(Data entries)
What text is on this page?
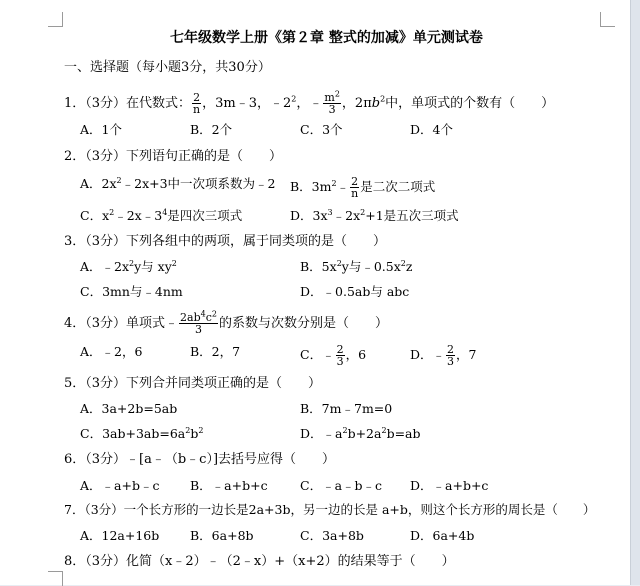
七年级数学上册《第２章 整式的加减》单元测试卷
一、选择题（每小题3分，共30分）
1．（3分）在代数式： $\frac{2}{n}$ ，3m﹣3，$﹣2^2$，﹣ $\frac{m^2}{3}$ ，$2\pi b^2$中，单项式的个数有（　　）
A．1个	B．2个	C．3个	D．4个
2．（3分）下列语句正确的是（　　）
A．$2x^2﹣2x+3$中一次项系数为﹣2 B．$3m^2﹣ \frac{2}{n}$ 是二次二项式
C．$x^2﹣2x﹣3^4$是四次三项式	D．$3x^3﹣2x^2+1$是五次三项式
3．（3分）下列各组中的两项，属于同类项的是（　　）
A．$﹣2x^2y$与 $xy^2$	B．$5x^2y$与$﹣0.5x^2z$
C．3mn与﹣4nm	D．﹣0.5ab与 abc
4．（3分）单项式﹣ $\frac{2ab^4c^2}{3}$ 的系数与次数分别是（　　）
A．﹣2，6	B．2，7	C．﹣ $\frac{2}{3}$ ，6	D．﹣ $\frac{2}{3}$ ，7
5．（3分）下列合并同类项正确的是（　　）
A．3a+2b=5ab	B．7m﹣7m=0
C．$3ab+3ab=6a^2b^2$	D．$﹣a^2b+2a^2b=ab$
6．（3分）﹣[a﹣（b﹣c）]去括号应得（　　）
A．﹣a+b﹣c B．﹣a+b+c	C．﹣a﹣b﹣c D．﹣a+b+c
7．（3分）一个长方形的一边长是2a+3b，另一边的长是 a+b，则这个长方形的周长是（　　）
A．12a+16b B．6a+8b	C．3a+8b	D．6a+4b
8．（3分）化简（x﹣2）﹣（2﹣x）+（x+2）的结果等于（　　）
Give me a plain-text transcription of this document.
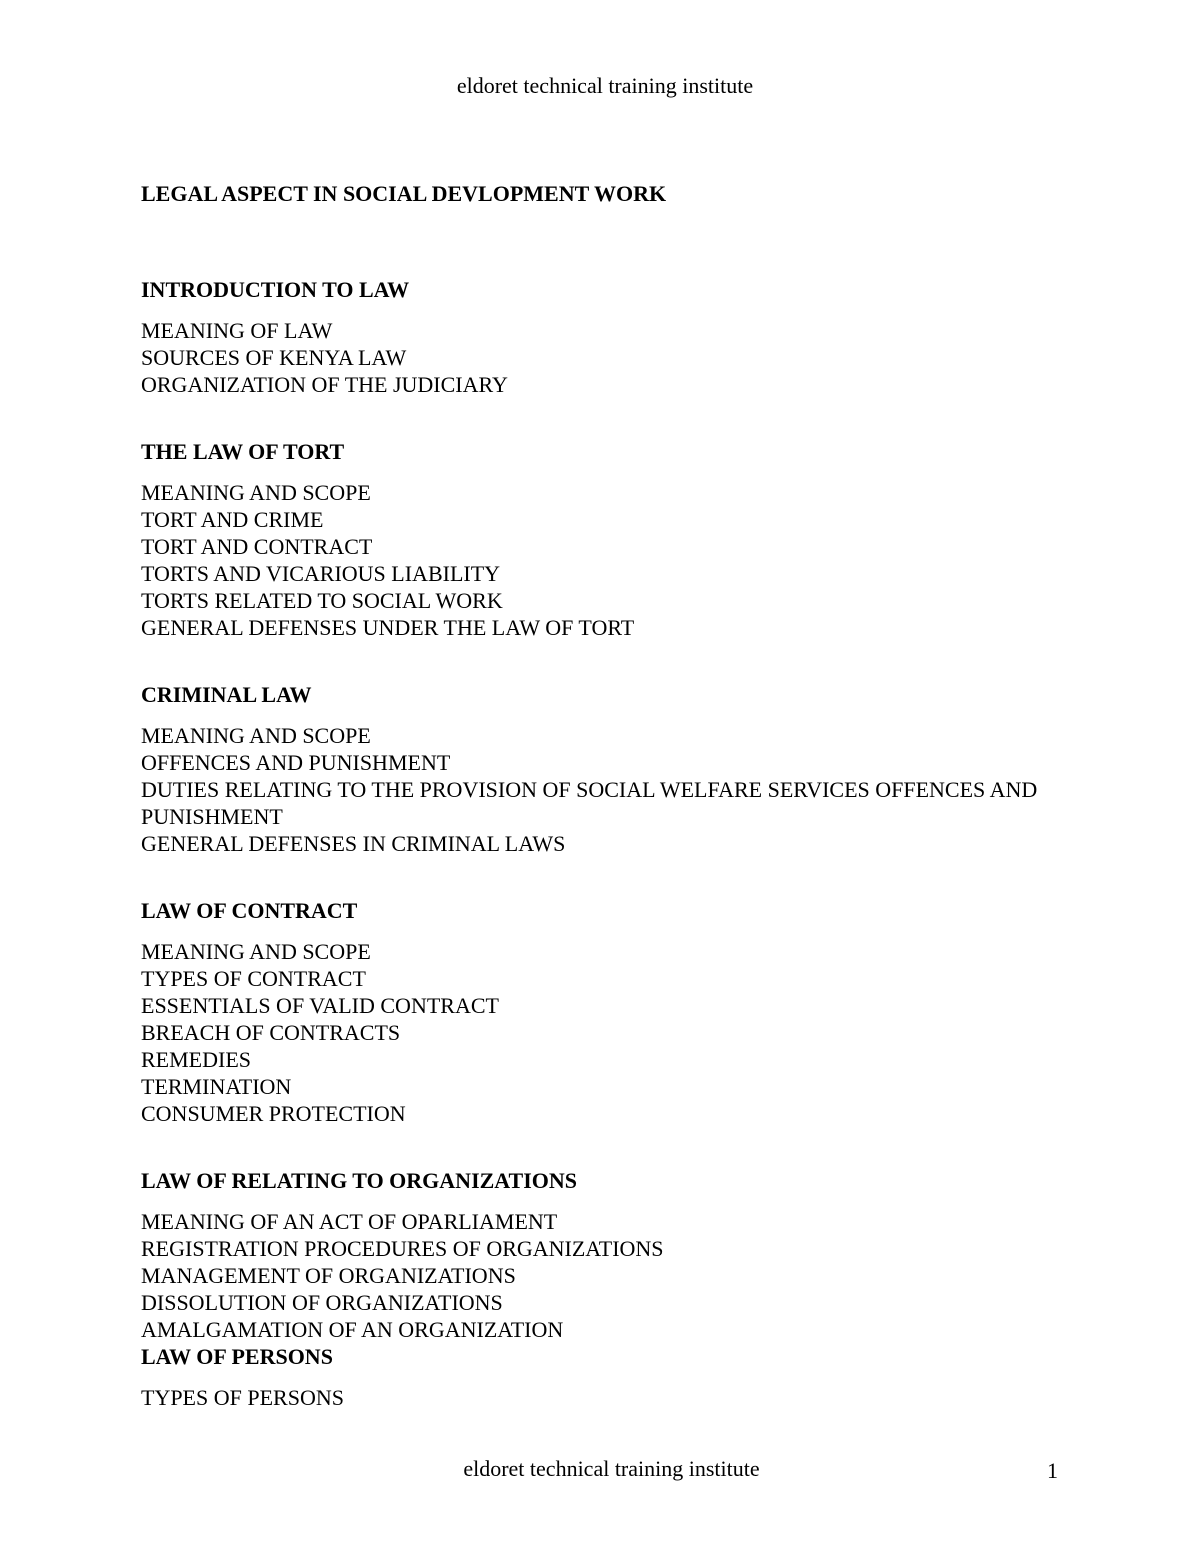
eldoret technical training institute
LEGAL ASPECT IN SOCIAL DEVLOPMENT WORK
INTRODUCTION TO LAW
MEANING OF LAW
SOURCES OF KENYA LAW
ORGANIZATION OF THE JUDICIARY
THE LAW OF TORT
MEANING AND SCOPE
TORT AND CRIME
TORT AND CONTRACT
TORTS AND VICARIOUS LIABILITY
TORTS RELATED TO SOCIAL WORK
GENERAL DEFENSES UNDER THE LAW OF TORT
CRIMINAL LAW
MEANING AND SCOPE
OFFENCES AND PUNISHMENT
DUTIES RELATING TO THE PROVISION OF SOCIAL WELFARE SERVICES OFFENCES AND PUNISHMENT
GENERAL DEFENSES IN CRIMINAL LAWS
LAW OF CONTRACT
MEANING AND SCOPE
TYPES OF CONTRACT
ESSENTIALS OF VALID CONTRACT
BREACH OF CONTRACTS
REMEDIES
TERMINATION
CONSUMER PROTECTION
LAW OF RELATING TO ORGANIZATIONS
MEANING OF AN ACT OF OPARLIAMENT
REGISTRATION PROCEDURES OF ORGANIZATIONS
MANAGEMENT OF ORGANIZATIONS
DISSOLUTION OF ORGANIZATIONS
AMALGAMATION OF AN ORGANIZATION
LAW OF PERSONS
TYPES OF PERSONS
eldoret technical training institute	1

* * *

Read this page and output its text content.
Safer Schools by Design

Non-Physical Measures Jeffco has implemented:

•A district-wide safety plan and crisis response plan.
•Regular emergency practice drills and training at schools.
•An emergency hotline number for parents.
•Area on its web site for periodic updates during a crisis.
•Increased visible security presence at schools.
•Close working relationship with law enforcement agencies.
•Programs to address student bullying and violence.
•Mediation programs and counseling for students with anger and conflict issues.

> _TASK TO COMPLETE_
Copy every line of the listing that includes the string "eldoret".

> _TASK OUTPUT_
eldoret technical training institute
eldoret technical training institute	1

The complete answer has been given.